** TASK DIRECTIONS **
Output all of the entries below precisely as written.

** Dataset records **
[START]
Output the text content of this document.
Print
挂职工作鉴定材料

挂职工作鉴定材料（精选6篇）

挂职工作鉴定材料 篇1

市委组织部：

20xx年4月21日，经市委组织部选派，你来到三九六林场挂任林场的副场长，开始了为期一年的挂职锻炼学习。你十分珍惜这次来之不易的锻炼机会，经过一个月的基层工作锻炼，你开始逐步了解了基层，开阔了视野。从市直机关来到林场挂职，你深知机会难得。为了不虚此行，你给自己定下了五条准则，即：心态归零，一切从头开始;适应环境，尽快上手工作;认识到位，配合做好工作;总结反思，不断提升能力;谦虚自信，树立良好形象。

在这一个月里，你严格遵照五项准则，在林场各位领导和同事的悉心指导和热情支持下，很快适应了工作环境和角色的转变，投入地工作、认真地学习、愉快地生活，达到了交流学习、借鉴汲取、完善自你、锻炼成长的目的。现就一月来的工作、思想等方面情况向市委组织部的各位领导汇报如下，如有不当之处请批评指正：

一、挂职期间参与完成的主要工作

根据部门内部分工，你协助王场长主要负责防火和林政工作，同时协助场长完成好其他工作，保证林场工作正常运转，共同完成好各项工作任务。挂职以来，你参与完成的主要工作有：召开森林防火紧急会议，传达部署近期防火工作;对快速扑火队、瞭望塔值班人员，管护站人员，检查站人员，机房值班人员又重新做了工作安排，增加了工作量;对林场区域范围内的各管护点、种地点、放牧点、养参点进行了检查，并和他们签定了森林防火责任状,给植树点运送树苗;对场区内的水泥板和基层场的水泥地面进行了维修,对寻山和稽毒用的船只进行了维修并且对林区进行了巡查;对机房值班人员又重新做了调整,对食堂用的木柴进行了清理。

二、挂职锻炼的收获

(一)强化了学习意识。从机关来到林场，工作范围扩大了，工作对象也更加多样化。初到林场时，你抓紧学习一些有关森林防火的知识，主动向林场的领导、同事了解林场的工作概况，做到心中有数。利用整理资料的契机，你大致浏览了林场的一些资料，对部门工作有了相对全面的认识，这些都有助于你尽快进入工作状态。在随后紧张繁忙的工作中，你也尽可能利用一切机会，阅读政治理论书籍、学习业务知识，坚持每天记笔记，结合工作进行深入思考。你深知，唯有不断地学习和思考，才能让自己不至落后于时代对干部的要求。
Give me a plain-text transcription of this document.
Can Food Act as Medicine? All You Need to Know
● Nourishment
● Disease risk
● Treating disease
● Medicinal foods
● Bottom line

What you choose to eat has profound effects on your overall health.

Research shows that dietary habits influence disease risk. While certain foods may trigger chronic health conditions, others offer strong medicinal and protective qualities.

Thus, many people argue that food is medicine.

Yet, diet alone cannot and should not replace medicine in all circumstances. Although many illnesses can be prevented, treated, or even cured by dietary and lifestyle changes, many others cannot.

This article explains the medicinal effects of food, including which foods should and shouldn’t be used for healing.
[END]
** FULL OUTPUT **
Output the text content of this document.
Print
挂职工作鉴定材料

挂职工作鉴定材料（精选6篇）

挂职工作鉴定材料 篇1

市委组织部：

20xx年4月21日，经市委组织部选派，你来到三九六林场挂任林场的副场长，开始了为期一年的挂职锻炼学习。你十分珍惜这次来之不易的锻炼机会，经过一个月的基层工作锻炼，你开始逐步了解了基层，开阔了视野。从市直机关来到林场挂职，你深知机会难得。为了不虚此行，你给自己定下了五条准则，即：心态归零，一切从头开始;适应环境，尽快上手工作;认识到位，配合做好工作;总结反思，不断提升能力;谦虚自信，树立良好形象。

在这一个月里，你严格遵照五项准则，在林场各位领导和同事的悉心指导和热情支持下，很快适应了工作环境和角色的转变，投入地工作、认真地学习、愉快地生活，达到了交流学习、借鉴汲取、完善自你、锻炼成长的目的。现就一月来的工作、思想等方面情况向市委组织部的各位领导汇报如下，如有不当之处请批评指正：

一、挂职期间参与完成的主要工作

根据部门内部分工，你协助王场长主要负责防火和林政工作，同时协助场长完成好其他工作，保证林场工作正常运转，共同完成好各项工作任务。挂职以来，你参与完成的主要工作有：召开森林防火紧急会议，传达部署近期防火工作;对快速扑火队、瞭望塔值班人员，管护站人员，检查站人员，机房值班人员又重新做了工作安排，增加了工作量;对林场区域范围内的各管护点、种地点、放牧点、养参点进行了检查，并和他们签定了森林防火责任状,给植树点运送树苗;对场区内的水泥板和基层场的水泥地面进行了维修,对寻山和稽毒用的船只进行了维修并且对林区进行了巡查;对机房值班人员又重新做了调整,对食堂用的木柴进行了清理。

二、挂职锻炼的收获

(一)强化了学习意识。从机关来到林场，工作范围扩大了，工作对象也更加多样化。初到林场时，你抓紧学习一些有关森林防火的知识，主动向林场的领导、同事了解林场的工作概况，做到心中有数。利用整理资料的契机，你大致浏览了林场的一些资料，对部门工作有了相对全面的认识，这些都有助于你尽快进入工作状态。在随后紧张繁忙的工作中，你也尽可能利用一切机会，阅读政治理论书籍、学习业务知识，坚持每天记笔记，结合工作进行深入思考。你深知，唯有不断地学习和思考，才能让自己不至落后于时代对干部的要求。
Give me a plain-text transcription of this document.
Can Food Act as Medicine? All You Need to Know
● Nourishment
● Disease risk
● Treating disease
● Medicinal foods
● Bottom line

What you choose to eat has profound effects on your overall health.

Research shows that dietary habits influence disease risk. While certain foods may trigger chronic health conditions, others offer strong medicinal and protective qualities.

Thus, many people argue that food is medicine.

Yet, diet alone cannot and should not replace medicine in all circumstances. Although many illnesses can be prevented, treated, or even cured by dietary and lifestyle changes, many others cannot.

This article explains the medicinal effects of food, including which foods should and shouldn’t be used for healing.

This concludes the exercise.